Provided records =
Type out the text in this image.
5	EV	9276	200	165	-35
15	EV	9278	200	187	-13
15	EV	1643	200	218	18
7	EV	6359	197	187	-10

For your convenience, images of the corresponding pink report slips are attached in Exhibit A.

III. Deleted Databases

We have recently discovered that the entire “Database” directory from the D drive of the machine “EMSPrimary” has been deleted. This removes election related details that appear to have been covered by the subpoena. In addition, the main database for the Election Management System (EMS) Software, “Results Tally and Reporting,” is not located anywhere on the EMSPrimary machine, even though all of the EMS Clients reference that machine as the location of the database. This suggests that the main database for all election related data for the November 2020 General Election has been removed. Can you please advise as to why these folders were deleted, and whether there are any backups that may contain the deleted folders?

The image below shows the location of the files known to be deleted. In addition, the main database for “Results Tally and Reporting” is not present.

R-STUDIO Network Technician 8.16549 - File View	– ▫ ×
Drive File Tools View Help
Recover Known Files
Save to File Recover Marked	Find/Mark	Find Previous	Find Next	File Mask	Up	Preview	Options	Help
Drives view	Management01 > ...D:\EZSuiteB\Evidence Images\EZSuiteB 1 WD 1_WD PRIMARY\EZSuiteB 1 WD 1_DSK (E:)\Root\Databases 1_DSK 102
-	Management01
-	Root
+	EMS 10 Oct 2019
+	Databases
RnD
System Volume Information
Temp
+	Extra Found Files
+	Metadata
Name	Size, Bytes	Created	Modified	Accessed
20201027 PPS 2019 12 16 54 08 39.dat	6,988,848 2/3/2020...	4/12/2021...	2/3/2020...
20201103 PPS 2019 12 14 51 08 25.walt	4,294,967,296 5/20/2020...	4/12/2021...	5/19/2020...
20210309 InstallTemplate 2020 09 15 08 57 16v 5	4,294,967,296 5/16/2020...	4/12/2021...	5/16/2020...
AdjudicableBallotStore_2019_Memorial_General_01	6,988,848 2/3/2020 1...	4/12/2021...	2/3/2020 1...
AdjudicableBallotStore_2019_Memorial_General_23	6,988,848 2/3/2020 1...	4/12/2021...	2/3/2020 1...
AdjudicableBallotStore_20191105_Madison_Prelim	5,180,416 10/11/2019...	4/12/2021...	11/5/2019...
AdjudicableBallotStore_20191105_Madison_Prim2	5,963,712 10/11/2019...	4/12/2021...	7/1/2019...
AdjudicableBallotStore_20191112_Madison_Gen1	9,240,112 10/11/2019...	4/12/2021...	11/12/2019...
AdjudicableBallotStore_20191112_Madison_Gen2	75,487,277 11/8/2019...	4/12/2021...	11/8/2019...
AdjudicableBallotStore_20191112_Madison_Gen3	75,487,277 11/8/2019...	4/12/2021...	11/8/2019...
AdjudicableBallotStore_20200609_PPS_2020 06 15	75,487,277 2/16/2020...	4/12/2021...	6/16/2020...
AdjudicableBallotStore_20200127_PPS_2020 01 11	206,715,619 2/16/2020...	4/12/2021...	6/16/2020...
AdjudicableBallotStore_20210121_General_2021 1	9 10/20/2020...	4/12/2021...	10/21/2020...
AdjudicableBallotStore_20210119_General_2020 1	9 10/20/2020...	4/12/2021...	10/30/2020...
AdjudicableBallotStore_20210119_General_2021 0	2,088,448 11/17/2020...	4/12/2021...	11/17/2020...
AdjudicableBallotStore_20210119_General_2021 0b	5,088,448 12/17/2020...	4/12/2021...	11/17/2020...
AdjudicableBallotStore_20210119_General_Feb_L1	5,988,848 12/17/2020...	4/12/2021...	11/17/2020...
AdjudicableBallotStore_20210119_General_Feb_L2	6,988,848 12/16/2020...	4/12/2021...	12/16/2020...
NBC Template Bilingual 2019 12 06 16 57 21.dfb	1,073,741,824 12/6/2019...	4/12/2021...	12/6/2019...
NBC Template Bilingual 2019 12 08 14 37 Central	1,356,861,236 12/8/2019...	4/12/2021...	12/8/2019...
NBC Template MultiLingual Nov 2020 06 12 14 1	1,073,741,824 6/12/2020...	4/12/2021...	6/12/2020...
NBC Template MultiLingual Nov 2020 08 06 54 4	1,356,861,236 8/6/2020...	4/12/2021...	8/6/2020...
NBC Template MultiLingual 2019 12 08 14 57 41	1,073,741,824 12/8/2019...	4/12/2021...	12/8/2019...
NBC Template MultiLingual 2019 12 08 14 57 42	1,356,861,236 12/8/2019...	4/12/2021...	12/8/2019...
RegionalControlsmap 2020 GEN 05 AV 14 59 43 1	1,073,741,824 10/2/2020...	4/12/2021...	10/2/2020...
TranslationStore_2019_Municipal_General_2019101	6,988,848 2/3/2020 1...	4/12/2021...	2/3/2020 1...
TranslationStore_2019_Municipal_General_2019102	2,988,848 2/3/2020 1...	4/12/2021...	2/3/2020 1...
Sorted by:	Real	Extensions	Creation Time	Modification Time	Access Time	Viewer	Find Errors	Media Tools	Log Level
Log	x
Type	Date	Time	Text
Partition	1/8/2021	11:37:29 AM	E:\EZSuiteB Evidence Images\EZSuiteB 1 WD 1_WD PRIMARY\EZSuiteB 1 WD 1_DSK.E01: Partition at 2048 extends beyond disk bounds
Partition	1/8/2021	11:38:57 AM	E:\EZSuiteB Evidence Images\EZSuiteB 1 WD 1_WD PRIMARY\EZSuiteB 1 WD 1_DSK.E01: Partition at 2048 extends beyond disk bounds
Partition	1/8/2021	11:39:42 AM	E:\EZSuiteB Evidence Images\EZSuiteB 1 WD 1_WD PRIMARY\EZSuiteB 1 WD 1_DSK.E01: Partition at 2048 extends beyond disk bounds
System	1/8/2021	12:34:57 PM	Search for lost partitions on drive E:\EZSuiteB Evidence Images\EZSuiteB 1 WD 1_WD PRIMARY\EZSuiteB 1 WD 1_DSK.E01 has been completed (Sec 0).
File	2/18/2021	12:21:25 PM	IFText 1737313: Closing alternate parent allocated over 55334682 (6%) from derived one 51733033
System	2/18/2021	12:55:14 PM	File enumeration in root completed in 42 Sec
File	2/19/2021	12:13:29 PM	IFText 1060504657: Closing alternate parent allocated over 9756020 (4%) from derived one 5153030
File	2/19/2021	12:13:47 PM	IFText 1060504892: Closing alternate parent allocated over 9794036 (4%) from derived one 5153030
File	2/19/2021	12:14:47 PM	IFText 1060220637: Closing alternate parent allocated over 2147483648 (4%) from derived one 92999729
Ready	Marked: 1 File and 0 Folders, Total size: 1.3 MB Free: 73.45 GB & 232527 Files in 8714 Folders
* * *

Given task =
Find every line in the records that contains the word "EZSuiteB"; copy those lines.

Written solution =
Drives view	Management01 > ...D:\EZSuiteB\Evidence Images\EZSuiteB 1 WD 1_WD PRIMARY\EZSuiteB 1 WD 1_DSK (E:)\Root\Databases 1_DSK 102
Partition	1/8/2021	11:37:29 AM	E:\EZSuiteB Evidence Images\EZSuiteB 1 WD 1_WD PRIMARY\EZSuiteB 1 WD 1_DSK.E01: Partition at 2048 extends beyond disk bounds
Partition	1/8/2021	11:38:57 AM	E:\EZSuiteB Evidence Images\EZSuiteB 1 WD 1_WD PRIMARY\EZSuiteB 1 WD 1_DSK.E01: Partition at 2048 extends beyond disk bounds
Partition	1/8/2021	11:39:42 AM	E:\EZSuiteB Evidence Images\EZSuiteB 1 WD 1_WD PRIMARY\EZSuiteB 1 WD 1_DSK.E01: Partition at 2048 extends beyond disk bounds
System	1/8/2021	12:34:57 PM	Search for lost partitions on drive E:\EZSuiteB Evidence Images\EZSuiteB 1 WD 1_WD PRIMARY\EZSuiteB 1 WD 1_DSK.E01 has been completed (Sec 0).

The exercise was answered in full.